[Recorded data]
= = =
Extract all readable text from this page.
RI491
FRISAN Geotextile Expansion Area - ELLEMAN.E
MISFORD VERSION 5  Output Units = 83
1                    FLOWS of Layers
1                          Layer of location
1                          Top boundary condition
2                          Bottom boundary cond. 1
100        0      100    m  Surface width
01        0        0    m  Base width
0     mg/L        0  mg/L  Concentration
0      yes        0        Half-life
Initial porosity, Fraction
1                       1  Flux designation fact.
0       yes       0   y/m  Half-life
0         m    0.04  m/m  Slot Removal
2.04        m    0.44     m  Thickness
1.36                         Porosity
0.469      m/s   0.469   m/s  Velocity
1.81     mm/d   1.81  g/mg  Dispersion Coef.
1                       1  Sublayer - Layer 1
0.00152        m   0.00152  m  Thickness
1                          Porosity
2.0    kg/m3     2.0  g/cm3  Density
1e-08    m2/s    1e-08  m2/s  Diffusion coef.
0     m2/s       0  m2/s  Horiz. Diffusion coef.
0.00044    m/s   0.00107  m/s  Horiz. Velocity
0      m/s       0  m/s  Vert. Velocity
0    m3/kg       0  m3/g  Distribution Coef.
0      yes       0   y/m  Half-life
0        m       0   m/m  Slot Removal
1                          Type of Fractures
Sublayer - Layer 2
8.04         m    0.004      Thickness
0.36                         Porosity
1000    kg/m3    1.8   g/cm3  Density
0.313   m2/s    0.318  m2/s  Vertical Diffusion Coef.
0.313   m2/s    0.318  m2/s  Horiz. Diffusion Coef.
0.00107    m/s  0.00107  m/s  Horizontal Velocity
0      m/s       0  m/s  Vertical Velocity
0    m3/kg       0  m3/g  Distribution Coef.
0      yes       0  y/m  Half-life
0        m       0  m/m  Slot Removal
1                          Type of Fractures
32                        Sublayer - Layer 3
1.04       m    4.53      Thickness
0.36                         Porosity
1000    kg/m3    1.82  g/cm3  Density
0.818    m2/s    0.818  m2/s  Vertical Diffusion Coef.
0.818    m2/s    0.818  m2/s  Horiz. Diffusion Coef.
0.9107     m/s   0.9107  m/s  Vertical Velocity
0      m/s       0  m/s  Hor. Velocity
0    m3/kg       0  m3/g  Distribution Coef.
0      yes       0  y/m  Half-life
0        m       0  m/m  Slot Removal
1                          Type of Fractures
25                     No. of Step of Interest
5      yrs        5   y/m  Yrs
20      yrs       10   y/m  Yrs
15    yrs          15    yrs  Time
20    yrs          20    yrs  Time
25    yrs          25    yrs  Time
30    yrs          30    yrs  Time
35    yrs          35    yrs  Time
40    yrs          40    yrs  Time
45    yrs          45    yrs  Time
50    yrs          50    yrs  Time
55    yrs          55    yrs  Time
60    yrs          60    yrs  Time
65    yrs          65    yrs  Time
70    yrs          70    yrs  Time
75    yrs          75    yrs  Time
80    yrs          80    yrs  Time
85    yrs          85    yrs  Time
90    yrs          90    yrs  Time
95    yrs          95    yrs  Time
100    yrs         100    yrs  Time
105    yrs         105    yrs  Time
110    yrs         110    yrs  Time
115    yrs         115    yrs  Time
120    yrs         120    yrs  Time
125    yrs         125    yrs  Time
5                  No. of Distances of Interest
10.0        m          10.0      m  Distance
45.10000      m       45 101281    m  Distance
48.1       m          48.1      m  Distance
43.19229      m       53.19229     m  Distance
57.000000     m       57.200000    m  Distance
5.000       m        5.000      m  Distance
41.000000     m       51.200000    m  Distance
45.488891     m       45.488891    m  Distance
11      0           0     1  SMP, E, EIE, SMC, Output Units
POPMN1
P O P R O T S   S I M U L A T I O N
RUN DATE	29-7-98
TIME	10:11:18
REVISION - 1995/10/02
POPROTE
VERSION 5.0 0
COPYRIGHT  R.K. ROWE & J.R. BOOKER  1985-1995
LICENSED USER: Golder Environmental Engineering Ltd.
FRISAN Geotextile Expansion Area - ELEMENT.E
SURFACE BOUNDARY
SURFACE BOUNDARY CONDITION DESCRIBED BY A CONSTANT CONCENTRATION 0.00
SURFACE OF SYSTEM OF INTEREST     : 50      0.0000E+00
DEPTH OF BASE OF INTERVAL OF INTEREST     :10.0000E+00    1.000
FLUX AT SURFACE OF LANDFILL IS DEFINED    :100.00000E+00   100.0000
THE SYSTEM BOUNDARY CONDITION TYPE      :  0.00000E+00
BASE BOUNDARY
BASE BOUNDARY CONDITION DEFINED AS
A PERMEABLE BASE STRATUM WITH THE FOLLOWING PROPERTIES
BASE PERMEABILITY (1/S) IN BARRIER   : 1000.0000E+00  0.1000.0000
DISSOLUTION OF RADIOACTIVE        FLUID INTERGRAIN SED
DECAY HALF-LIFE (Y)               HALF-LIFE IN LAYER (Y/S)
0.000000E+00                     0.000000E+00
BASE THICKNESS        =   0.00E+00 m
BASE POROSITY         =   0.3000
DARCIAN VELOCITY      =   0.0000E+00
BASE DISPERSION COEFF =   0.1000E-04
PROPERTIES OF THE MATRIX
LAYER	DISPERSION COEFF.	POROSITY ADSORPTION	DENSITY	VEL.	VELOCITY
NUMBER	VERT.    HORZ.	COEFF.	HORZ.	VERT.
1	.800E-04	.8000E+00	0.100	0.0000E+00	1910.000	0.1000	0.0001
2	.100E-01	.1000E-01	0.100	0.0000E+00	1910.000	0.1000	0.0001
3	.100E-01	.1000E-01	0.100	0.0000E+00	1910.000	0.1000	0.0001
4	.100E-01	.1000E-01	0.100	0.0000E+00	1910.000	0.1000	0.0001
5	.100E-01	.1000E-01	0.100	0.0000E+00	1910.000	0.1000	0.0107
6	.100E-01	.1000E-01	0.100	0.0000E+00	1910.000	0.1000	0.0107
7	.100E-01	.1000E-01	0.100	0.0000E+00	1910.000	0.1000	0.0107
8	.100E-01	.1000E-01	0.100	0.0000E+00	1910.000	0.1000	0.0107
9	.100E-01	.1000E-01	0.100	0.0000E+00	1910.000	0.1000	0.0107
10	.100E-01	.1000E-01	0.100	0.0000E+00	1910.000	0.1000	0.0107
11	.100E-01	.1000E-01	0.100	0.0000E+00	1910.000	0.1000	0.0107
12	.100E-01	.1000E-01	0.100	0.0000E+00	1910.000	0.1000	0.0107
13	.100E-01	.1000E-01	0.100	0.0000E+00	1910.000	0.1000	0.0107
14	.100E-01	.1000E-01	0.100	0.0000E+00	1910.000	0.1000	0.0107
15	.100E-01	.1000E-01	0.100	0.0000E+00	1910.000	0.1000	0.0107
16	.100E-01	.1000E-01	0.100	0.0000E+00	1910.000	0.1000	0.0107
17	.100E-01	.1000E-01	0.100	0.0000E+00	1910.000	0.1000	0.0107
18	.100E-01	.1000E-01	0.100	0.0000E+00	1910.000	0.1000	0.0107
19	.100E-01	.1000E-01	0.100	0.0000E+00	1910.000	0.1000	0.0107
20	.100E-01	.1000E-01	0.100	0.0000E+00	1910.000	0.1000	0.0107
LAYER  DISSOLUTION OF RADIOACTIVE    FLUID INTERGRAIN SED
= = =
* AIM:
Identify and list each line with the word "RADIOACTIVE".

* RESULT OF THE TASK:
DISSOLUTION OF RADIOACTIVE        FLUID INTERGRAIN SED
LAYER  DISSOLUTION OF RADIOACTIVE    FLUID INTERGRAIN SED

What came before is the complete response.